» Given request: Repeat the material exactly as it appears.

··· Data to process ···

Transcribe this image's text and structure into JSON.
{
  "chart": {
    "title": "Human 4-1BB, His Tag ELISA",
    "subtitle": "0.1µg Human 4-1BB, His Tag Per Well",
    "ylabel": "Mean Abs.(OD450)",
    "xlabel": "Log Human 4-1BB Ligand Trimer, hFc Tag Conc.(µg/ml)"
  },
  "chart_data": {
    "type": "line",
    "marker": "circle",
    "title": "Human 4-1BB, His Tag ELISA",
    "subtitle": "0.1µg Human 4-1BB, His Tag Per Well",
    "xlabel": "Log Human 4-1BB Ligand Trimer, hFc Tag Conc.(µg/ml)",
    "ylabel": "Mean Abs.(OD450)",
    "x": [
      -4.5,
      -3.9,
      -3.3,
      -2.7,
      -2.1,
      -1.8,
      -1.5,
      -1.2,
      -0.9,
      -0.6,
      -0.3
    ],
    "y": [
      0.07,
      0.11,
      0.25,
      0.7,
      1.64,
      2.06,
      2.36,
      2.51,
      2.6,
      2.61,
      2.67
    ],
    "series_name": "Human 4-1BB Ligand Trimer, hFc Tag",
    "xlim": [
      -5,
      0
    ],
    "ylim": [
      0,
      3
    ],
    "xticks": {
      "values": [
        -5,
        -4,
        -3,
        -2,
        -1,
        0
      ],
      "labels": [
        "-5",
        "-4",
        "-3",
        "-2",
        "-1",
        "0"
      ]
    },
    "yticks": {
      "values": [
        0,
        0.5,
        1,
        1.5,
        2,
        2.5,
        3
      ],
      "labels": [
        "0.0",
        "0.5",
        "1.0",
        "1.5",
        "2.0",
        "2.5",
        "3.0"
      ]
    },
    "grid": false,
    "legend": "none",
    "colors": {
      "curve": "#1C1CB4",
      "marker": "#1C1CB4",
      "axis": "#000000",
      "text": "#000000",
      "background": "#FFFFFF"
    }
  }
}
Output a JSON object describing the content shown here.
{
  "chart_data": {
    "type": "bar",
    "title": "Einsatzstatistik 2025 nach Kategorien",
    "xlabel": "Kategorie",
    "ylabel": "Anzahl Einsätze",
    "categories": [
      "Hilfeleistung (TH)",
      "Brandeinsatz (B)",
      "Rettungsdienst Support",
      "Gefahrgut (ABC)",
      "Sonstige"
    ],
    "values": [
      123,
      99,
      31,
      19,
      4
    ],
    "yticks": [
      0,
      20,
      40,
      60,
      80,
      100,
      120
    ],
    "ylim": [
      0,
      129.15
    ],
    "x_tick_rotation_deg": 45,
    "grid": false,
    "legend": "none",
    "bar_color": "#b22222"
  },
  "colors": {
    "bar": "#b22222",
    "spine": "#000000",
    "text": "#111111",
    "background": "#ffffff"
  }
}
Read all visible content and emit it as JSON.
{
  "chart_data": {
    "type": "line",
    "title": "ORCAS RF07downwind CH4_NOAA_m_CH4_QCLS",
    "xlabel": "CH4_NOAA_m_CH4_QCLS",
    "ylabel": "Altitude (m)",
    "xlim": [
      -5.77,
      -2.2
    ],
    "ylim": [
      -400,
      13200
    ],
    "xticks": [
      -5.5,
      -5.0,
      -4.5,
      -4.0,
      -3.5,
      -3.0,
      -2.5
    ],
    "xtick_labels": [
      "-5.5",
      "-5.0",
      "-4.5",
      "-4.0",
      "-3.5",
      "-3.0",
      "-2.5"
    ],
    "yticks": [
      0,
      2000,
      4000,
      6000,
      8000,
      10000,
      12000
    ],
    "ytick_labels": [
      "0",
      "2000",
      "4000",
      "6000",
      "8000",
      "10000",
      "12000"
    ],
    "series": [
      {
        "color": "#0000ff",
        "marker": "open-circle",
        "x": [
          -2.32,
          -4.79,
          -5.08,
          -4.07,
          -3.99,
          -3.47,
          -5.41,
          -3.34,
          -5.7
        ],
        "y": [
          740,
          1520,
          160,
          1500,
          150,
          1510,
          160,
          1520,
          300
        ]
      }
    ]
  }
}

···

» Problem solution:
Transcribe this image's text and structure into JSON.
{
  "chart": {
    "title": "Human 4-1BB, His Tag ELISA",
    "subtitle": "0.1µg Human 4-1BB, His Tag Per Well",
    "ylabel": "Mean Abs.(OD450)",
    "xlabel": "Log Human 4-1BB Ligand Trimer, hFc Tag Conc.(µg/ml)"
  },
  "chart_data": {
    "type": "line",
    "marker": "circle",
    "title": "Human 4-1BB, His Tag ELISA",
    "subtitle": "0.1µg Human 4-1BB, His Tag Per Well",
    "xlabel": "Log Human 4-1BB Ligand Trimer, hFc Tag Conc.(µg/ml)",
    "ylabel": "Mean Abs.(OD450)",
    "x": [
      -4.5,
      -3.9,
      -3.3,
      -2.7,
      -2.1,
      -1.8,
      -1.5,
      -1.2,
      -0.9,
      -0.6,
      -0.3
    ],
    "y": [
      0.07,
      0.11,
      0.25,
      0.7,
      1.64,
      2.06,
      2.36,
      2.51,
      2.6,
      2.61,
      2.67
    ],
    "series_name": "Human 4-1BB Ligand Trimer, hFc Tag",
    "xlim": [
      -5,
      0
    ],
    "ylim": [
      0,
      3
    ],
    "xticks": {
      "values": [
        -5,
        -4,
        -3,
        -2,
        -1,
        0
      ],
      "labels": [
        "-5",
        "-4",
        "-3",
        "-2",
        "-1",
        "0"
      ]
    },
    "yticks": {
      "values": [
        0,
        0.5,
        1,
        1.5,
        2,
        2.5,
        3
      ],
      "labels": [
        "0.0",
        "0.5",
        "1.0",
        "1.5",
        "2.0",
        "2.5",
        "3.0"
      ]
    },
    "grid": false,
    "legend": "none",
    "colors": {
      "curve": "#1C1CB4",
      "marker": "#1C1CB4",
      "axis": "#000000",
      "text": "#000000",
      "background": "#FFFFFF"
    }
  }
}
Output a JSON object describing the content shown here.
{
  "chart_data": {
    "type": "bar",
    "title": "Einsatzstatistik 2025 nach Kategorien",
    "xlabel": "Kategorie",
    "ylabel": "Anzahl Einsätze",
    "categories": [
      "Hilfeleistung (TH)",
      "Brandeinsatz (B)",
      "Rettungsdienst Support",
      "Gefahrgut (ABC)",
      "Sonstige"
    ],
    "values": [
      123,
      99,
      31,
      19,
      4
    ],
    "yticks": [
      0,
      20,
      40,
      60,
      80,
      100,
      120
    ],
    "ylim": [
      0,
      129.15
    ],
    "x_tick_rotation_deg": 45,
    "grid": false,
    "legend": "none",
    "bar_color": "#b22222"
  },
  "colors": {
    "bar": "#b22222",
    "spine": "#000000",
    "text": "#111111",
    "background": "#ffffff"
  }
}
Read all visible content and emit it as JSON.
{
  "chart_data": {
    "type": "line",
    "title": "ORCAS RF07downwind CH4_NOAA_m_CH4_QCLS",
    "xlabel": "CH4_NOAA_m_CH4_QCLS",
    "ylabel": "Altitude (m)",
    "xlim": [
      -5.77,
      -2.2
    ],
    "ylim": [
      -400,
      13200
    ],
    "xticks": [
      -5.5,
      -5.0,
      -4.5,
      -4.0,
      -3.5,
      -3.0,
      -2.5
    ],
    "xtick_labels": [
      "-5.5",
      "-5.0",
      "-4.5",
      "-4.0",
      "-3.5",
      "-3.0",
      "-2.5"
    ],
    "yticks": [
      0,
      2000,
      4000,
      6000,
      8000,
      10000,
      12000
    ],
    "ytick_labels": [
      "0",
      "2000",
      "4000",
      "6000",
      "8000",
      "10000",
      "12000"
    ],
    "series": [
      {
        "color": "#0000ff",
        "marker": "open-circle",
        "x": [
          -2.32,
          -4.79,
          -5.08,
          -4.07,
          -3.99,
          -3.47,
          -5.41,
          -3.34,
          -5.7
        ],
        "y": [
          740,
          1520,
          160,
          1500,
          150,
          1510,
          160,
          1520,
          300
        ]
      }
    ]
  }
}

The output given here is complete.